Exercise details
Repeat the material below word for word and leave out all pictures.

[Stored data entries]
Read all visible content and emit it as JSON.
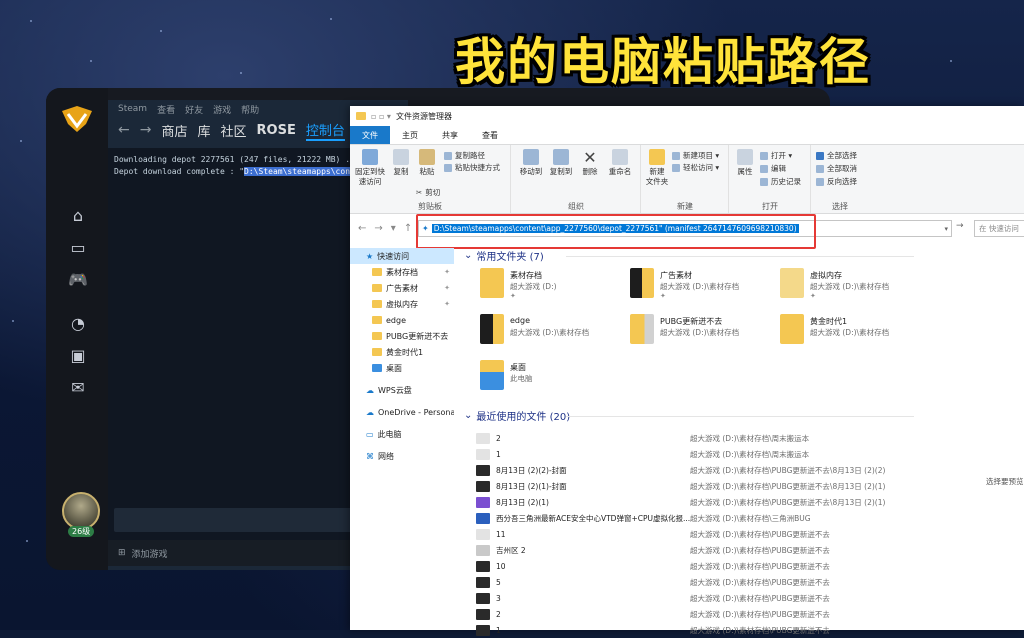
{
  "overlay": {
    "caption": "我的电脑粘贴路径"
  },
  "steam": {
    "titlebar": [
      "Steam",
      "查看",
      "好友",
      "游戏",
      "帮助"
    ],
    "nav": [
      "商店",
      "库",
      "社区",
      "ROSE",
      "控制台"
    ],
    "console_lines": [
      "Downloading depot 2277561 (247 files, 21222 MB) ...",
      "Depot download complete : \""
    ],
    "console_highlight": "D:\\Steam\\steamapps\\content\\",
    "add_game": "添加游戏",
    "level": "26级"
  },
  "explorer": {
    "title": "文件资源管理器",
    "tabs": [
      "文件",
      "主页",
      "共享",
      "查看"
    ],
    "ribbon": {
      "clipboard": {
        "pin": "固定到快\n速访问",
        "copy": "复制",
        "paste": "粘贴",
        "copy_path": "复制路径",
        "paste_shortcut": "粘贴快捷方式",
        "cut": "剪切",
        "label": "剪贴板"
      },
      "organize": {
        "move_to": "移动到",
        "copy_to": "复制到",
        "delete": "删除",
        "rename": "重命名",
        "label": "组织"
      },
      "new": {
        "new_folder": "新建\n文件夹",
        "new_item": "新建项目 ▾",
        "easy_access": "轻松访问 ▾",
        "label": "新建"
      },
      "open": {
        "properties": "属性",
        "open": "打开 ▾",
        "edit": "编辑",
        "history": "历史记录",
        "label": "打开"
      },
      "select": {
        "select_all": "全部选择",
        "select_none": "全部取消",
        "invert": "反向选择",
        "label": "选择"
      }
    },
    "address": "D:\\Steam\\steamapps\\content\\app_2277560\\depot_2277561\" (manifest 2647147609698210830)",
    "search_placeholder": "在 快速访问",
    "nav_pane": {
      "quick_access": "快速访问",
      "items": [
        "素材存档",
        "广告素材",
        "虚拟内存",
        "edge",
        "PUBG更新迸不去",
        "黄金时代1",
        "桌面"
      ],
      "wps": "WPS云盘",
      "onedrive": "OneDrive - Personal",
      "this_pc": "此电脑",
      "network": "网络"
    },
    "frequent": {
      "header": "常用文件夹 (7)",
      "items": [
        {
          "name": "素材存档",
          "sub": "超大游戏 (D:)"
        },
        {
          "name": "广告素材",
          "sub": "超大游戏 (D:)\\素材存档"
        },
        {
          "name": "虚拟内存",
          "sub": "超大游戏 (D:)\\素材存档"
        },
        {
          "name": "edge",
          "sub": "超大游戏 (D:)\\素材存档"
        },
        {
          "name": "PUBG更新迸不去",
          "sub": "超大游戏 (D:)\\素材存档"
        },
        {
          "name": "黄金时代1",
          "sub": "超大游戏 (D:)\\素材存档"
        },
        {
          "name": "桌面",
          "sub": "此电脑"
        }
      ]
    },
    "recent": {
      "header": "最近使用的文件 (20)",
      "rows": [
        {
          "name": "2",
          "loc": "超大游戏 (D:)\\素材存档\\周末搬运本"
        },
        {
          "name": "1",
          "loc": "超大游戏 (D:)\\素材存档\\周末搬运本"
        },
        {
          "name": "8月13日 (2)(2)-封面",
          "loc": "超大游戏 (D:)\\素材存档\\PUBG更新迸不去\\8月13日 (2)(2)"
        },
        {
          "name": "8月13日 (2)(1)-封面",
          "loc": "超大游戏 (D:)\\素材存档\\PUBG更新迸不去\\8月13日 (2)(1)"
        },
        {
          "name": "8月13日 (2)(1)",
          "loc": "超大游戏 (D:)\\素材存档\\PUBG更新迸不去\\8月13日 (2)(1)"
        },
        {
          "name": "西分吾三角洲最新ACE安全中心VTD弹窗+CPU虚拟化报...",
          "loc": "超大游戏 (D:)\\素材存档\\三角洲BUG"
        },
        {
          "name": "11",
          "loc": "超大游戏 (D:)\\素材存档\\PUBG更新迸不去"
        },
        {
          "name": "吉州区 2",
          "loc": "超大游戏 (D:)\\素材存档\\PUBG更新迸不去"
        },
        {
          "name": "10",
          "loc": "超大游戏 (D:)\\素材存档\\PUBG更新迸不去"
        },
        {
          "name": "5",
          "loc": "超大游戏 (D:)\\素材存档\\PUBG更新迸不去"
        },
        {
          "name": "3",
          "loc": "超大游戏 (D:)\\素材存档\\PUBG更新迸不去"
        },
        {
          "name": "2",
          "loc": "超大游戏 (D:)\\素材存档\\PUBG更新迸不去"
        },
        {
          "name": "1",
          "loc": "超大游戏 (D:)\\素材存档\\PUBG更新迸不去"
        }
      ],
      "preview_hint": "选择要预览"
    }
  }
}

Exercise answer
Read all visible content and emit it as JSON.
{
  "overlay": {
    "caption": "我的电脑粘贴路径"
  },
  "steam": {
    "titlebar": [
      "Steam",
      "查看",
      "好友",
      "游戏",
      "帮助"
    ],
    "nav": [
      "商店",
      "库",
      "社区",
      "ROSE",
      "控制台"
    ],
    "console_lines": [
      "Downloading depot 2277561 (247 files, 21222 MB) ...",
      "Depot download complete : \""
    ],
    "console_highlight": "D:\\Steam\\steamapps\\content\\",
    "add_game": "添加游戏",
    "level": "26级"
  },
  "explorer": {
    "title": "文件资源管理器",
    "tabs": [
      "文件",
      "主页",
      "共享",
      "查看"
    ],
    "ribbon": {
      "clipboard": {
        "pin": "固定到快\n速访问",
        "copy": "复制",
        "paste": "粘贴",
        "copy_path": "复制路径",
        "paste_shortcut": "粘贴快捷方式",
        "cut": "剪切",
        "label": "剪贴板"
      },
      "organize": {
        "move_to": "移动到",
        "copy_to": "复制到",
        "delete": "删除",
        "rename": "重命名",
        "label": "组织"
      },
      "new": {
        "new_folder": "新建\n文件夹",
        "new_item": "新建项目 ▾",
        "easy_access": "轻松访问 ▾",
        "label": "新建"
      },
      "open": {
        "properties": "属性",
        "open": "打开 ▾",
        "edit": "编辑",
        "history": "历史记录",
        "label": "打开"
      },
      "select": {
        "select_all": "全部选择",
        "select_none": "全部取消",
        "invert": "反向选择",
        "label": "选择"
      }
    },
    "address": "D:\\Steam\\steamapps\\content\\app_2277560\\depot_2277561\" (manifest 2647147609698210830)",
    "search_placeholder": "在 快速访问",
    "nav_pane": {
      "quick_access": "快速访问",
      "items": [
        "素材存档",
        "广告素材",
        "虚拟内存",
        "edge",
        "PUBG更新迸不去",
        "黄金时代1",
        "桌面"
      ],
      "wps": "WPS云盘",
      "onedrive": "OneDrive - Personal",
      "this_pc": "此电脑",
      "network": "网络"
    },
    "frequent": {
      "header": "常用文件夹 (7)",
      "items": [
        {
          "name": "素材存档",
          "sub": "超大游戏 (D:)"
        },
        {
          "name": "广告素材",
          "sub": "超大游戏 (D:)\\素材存档"
        },
        {
          "name": "虚拟内存",
          "sub": "超大游戏 (D:)\\素材存档"
        },
        {
          "name": "edge",
          "sub": "超大游戏 (D:)\\素材存档"
        },
        {
          "name": "PUBG更新迸不去",
          "sub": "超大游戏 (D:)\\素材存档"
        },
        {
          "name": "黄金时代1",
          "sub": "超大游戏 (D:)\\素材存档"
        },
        {
          "name": "桌面",
          "sub": "此电脑"
        }
      ]
    },
    "recent": {
      "header": "最近使用的文件 (20)",
      "rows": [
        {
          "name": "2",
          "loc": "超大游戏 (D:)\\素材存档\\周末搬运本"
        },
        {
          "name": "1",
          "loc": "超大游戏 (D:)\\素材存档\\周末搬运本"
        },
        {
          "name": "8月13日 (2)(2)-封面",
          "loc": "超大游戏 (D:)\\素材存档\\PUBG更新迸不去\\8月13日 (2)(2)"
        },
        {
          "name": "8月13日 (2)(1)-封面",
          "loc": "超大游戏 (D:)\\素材存档\\PUBG更新迸不去\\8月13日 (2)(1)"
        },
        {
          "name": "8月13日 (2)(1)",
          "loc": "超大游戏 (D:)\\素材存档\\PUBG更新迸不去\\8月13日 (2)(1)"
        },
        {
          "name": "西分吾三角洲最新ACE安全中心VTD弹窗+CPU虚拟化报...",
          "loc": "超大游戏 (D:)\\素材存档\\三角洲BUG"
        },
        {
          "name": "11",
          "loc": "超大游戏 (D:)\\素材存档\\PUBG更新迸不去"
        },
        {
          "name": "吉州区 2",
          "loc": "超大游戏 (D:)\\素材存档\\PUBG更新迸不去"
        },
        {
          "name": "10",
          "loc": "超大游戏 (D:)\\素材存档\\PUBG更新迸不去"
        },
        {
          "name": "5",
          "loc": "超大游戏 (D:)\\素材存档\\PUBG更新迸不去"
        },
        {
          "name": "3",
          "loc": "超大游戏 (D:)\\素材存档\\PUBG更新迸不去"
        },
        {
          "name": "2",
          "loc": "超大游戏 (D:)\\素材存档\\PUBG更新迸不去"
        },
        {
          "name": "1",
          "loc": "超大游戏 (D:)\\素材存档\\PUBG更新迸不去"
        }
      ],
      "preview_hint": "选择要预览"
    }
  }
}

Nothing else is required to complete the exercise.